Leave out the pictures and repeat the data exactly.

+++

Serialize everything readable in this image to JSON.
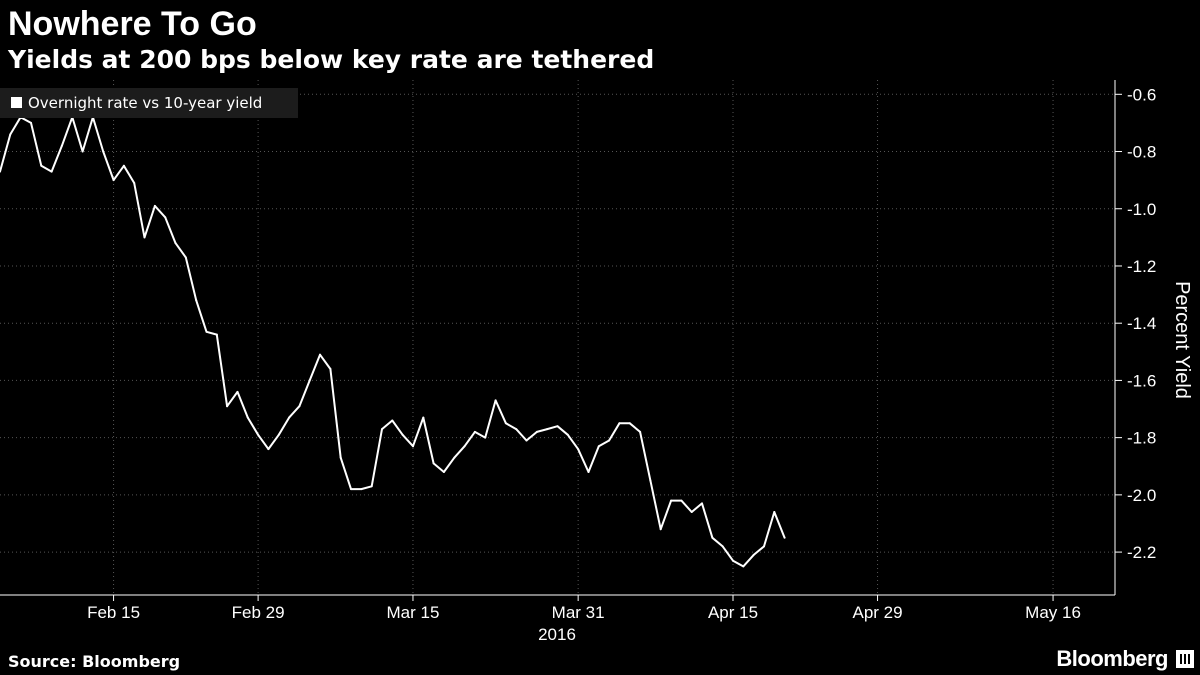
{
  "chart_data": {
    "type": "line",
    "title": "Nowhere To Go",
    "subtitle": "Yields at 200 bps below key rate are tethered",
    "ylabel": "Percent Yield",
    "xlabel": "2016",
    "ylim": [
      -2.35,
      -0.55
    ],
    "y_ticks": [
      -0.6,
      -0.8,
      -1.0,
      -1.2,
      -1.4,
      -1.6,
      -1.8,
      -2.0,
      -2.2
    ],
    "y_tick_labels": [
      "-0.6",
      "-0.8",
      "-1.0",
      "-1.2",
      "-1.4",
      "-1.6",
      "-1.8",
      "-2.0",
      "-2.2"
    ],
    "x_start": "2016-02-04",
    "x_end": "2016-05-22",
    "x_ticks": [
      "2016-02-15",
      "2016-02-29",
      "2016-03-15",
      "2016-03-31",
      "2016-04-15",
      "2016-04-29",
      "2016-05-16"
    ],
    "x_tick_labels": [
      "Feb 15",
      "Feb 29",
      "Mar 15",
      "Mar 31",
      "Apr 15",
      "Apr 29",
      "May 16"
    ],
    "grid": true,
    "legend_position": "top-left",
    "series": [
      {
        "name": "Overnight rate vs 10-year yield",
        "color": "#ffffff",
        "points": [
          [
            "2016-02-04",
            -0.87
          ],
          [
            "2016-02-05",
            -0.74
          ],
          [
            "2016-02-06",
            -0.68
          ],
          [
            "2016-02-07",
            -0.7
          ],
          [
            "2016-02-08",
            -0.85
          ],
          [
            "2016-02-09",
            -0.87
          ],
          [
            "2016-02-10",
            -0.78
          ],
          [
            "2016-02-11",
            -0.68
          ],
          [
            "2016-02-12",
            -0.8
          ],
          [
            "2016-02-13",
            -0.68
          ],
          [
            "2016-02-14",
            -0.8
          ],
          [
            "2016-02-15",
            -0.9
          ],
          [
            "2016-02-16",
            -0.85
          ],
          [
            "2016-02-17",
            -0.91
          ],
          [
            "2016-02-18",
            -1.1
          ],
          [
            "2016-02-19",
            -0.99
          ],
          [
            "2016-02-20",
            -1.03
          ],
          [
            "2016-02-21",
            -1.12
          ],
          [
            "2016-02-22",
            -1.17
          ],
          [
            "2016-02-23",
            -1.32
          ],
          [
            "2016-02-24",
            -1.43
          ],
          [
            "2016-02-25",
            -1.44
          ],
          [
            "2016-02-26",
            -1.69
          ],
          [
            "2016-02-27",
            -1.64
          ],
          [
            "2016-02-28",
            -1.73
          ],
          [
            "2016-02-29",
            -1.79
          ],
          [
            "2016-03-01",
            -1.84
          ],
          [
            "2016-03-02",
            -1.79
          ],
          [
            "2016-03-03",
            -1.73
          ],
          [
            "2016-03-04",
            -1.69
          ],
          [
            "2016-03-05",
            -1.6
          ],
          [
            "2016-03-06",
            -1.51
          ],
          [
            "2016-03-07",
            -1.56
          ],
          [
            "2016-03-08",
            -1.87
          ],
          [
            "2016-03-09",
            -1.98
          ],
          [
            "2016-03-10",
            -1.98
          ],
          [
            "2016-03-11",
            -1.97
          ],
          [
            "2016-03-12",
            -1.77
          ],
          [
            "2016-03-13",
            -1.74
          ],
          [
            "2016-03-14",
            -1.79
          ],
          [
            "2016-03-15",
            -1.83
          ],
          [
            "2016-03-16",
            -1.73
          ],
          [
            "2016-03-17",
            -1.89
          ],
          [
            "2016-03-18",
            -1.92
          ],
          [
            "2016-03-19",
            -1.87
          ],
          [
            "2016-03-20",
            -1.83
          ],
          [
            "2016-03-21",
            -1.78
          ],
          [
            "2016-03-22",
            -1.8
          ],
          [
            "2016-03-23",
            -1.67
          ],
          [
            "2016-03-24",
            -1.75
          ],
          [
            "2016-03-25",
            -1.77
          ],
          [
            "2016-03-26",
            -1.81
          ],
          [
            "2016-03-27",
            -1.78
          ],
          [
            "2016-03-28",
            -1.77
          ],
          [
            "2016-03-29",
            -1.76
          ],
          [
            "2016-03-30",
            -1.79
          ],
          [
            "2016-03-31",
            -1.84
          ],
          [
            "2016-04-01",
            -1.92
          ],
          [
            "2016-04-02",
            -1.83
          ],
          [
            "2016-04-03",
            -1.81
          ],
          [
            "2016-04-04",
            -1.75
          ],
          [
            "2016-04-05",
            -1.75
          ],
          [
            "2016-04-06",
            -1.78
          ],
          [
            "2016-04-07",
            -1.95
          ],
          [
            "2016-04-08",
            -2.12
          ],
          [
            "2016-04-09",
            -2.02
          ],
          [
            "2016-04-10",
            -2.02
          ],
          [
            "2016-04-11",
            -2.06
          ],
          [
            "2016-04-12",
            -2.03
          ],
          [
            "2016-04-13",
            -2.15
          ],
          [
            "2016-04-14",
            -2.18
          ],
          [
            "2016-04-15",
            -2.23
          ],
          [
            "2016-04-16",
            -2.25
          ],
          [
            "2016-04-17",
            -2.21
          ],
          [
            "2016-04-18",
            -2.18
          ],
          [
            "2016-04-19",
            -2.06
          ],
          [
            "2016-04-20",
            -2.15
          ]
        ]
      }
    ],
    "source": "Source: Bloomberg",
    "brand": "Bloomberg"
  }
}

+++

FINAL RESULT:
Serialize everything readable in this image to JSON.
{
  "chart_data": {
    "type": "line",
    "title": "Nowhere To Go",
    "subtitle": "Yields at 200 bps below key rate are tethered",
    "ylabel": "Percent Yield",
    "xlabel": "2016",
    "ylim": [
      -2.35,
      -0.55
    ],
    "y_ticks": [
      -0.6,
      -0.8,
      -1.0,
      -1.2,
      -1.4,
      -1.6,
      -1.8,
      -2.0,
      -2.2
    ],
    "y_tick_labels": [
      "-0.6",
      "-0.8",
      "-1.0",
      "-1.2",
      "-1.4",
      "-1.6",
      "-1.8",
      "-2.0",
      "-2.2"
    ],
    "x_start": "2016-02-04",
    "x_end": "2016-05-22",
    "x_ticks": [
      "2016-02-15",
      "2016-02-29",
      "2016-03-15",
      "2016-03-31",
      "2016-04-15",
      "2016-04-29",
      "2016-05-16"
    ],
    "x_tick_labels": [
      "Feb 15",
      "Feb 29",
      "Mar 15",
      "Mar 31",
      "Apr 15",
      "Apr 29",
      "May 16"
    ],
    "grid": true,
    "legend_position": "top-left",
    "series": [
      {
        "name": "Overnight rate vs 10-year yield",
        "color": "#ffffff",
        "points": [
          [
            "2016-02-04",
            -0.87
          ],
          [
            "2016-02-05",
            -0.74
          ],
          [
            "2016-02-06",
            -0.68
          ],
          [
            "2016-02-07",
            -0.7
          ],
          [
            "2016-02-08",
            -0.85
          ],
          [
            "2016-02-09",
            -0.87
          ],
          [
            "2016-02-10",
            -0.78
          ],
          [
            "2016-02-11",
            -0.68
          ],
          [
            "2016-02-12",
            -0.8
          ],
          [
            "2016-02-13",
            -0.68
          ],
          [
            "2016-02-14",
            -0.8
          ],
          [
            "2016-02-15",
            -0.9
          ],
          [
            "2016-02-16",
            -0.85
          ],
          [
            "2016-02-17",
            -0.91
          ],
          [
            "2016-02-18",
            -1.1
          ],
          [
            "2016-02-19",
            -0.99
          ],
          [
            "2016-02-20",
            -1.03
          ],
          [
            "2016-02-21",
            -1.12
          ],
          [
            "2016-02-22",
            -1.17
          ],
          [
            "2016-02-23",
            -1.32
          ],
          [
            "2016-02-24",
            -1.43
          ],
          [
            "2016-02-25",
            -1.44
          ],
          [
            "2016-02-26",
            -1.69
          ],
          [
            "2016-02-27",
            -1.64
          ],
          [
            "2016-02-28",
            -1.73
          ],
          [
            "2016-02-29",
            -1.79
          ],
          [
            "2016-03-01",
            -1.84
          ],
          [
            "2016-03-02",
            -1.79
          ],
          [
            "2016-03-03",
            -1.73
          ],
          [
            "2016-03-04",
            -1.69
          ],
          [
            "2016-03-05",
            -1.6
          ],
          [
            "2016-03-06",
            -1.51
          ],
          [
            "2016-03-07",
            -1.56
          ],
          [
            "2016-03-08",
            -1.87
          ],
          [
            "2016-03-09",
            -1.98
          ],
          [
            "2016-03-10",
            -1.98
          ],
          [
            "2016-03-11",
            -1.97
          ],
          [
            "2016-03-12",
            -1.77
          ],
          [
            "2016-03-13",
            -1.74
          ],
          [
            "2016-03-14",
            -1.79
          ],
          [
            "2016-03-15",
            -1.83
          ],
          [
            "2016-03-16",
            -1.73
          ],
          [
            "2016-03-17",
            -1.89
          ],
          [
            "2016-03-18",
            -1.92
          ],
          [
            "2016-03-19",
            -1.87
          ],
          [
            "2016-03-20",
            -1.83
          ],
          [
            "2016-03-21",
            -1.78
          ],
          [
            "2016-03-22",
            -1.8
          ],
          [
            "2016-03-23",
            -1.67
          ],
          [
            "2016-03-24",
            -1.75
          ],
          [
            "2016-03-25",
            -1.77
          ],
          [
            "2016-03-26",
            -1.81
          ],
          [
            "2016-03-27",
            -1.78
          ],
          [
            "2016-03-28",
            -1.77
          ],
          [
            "2016-03-29",
            -1.76
          ],
          [
            "2016-03-30",
            -1.79
          ],
          [
            "2016-03-31",
            -1.84
          ],
          [
            "2016-04-01",
            -1.92
          ],
          [
            "2016-04-02",
            -1.83
          ],
          [
            "2016-04-03",
            -1.81
          ],
          [
            "2016-04-04",
            -1.75
          ],
          [
            "2016-04-05",
            -1.75
          ],
          [
            "2016-04-06",
            -1.78
          ],
          [
            "2016-04-07",
            -1.95
          ],
          [
            "2016-04-08",
            -2.12
          ],
          [
            "2016-04-09",
            -2.02
          ],
          [
            "2016-04-10",
            -2.02
          ],
          [
            "2016-04-11",
            -2.06
          ],
          [
            "2016-04-12",
            -2.03
          ],
          [
            "2016-04-13",
            -2.15
          ],
          [
            "2016-04-14",
            -2.18
          ],
          [
            "2016-04-15",
            -2.23
          ],
          [
            "2016-04-16",
            -2.25
          ],
          [
            "2016-04-17",
            -2.21
          ],
          [
            "2016-04-18",
            -2.18
          ],
          [
            "2016-04-19",
            -2.06
          ],
          [
            "2016-04-20",
            -2.15
          ]
        ]
      }
    ],
    "source": "Source: Bloomberg",
    "brand": "Bloomberg"
  }
}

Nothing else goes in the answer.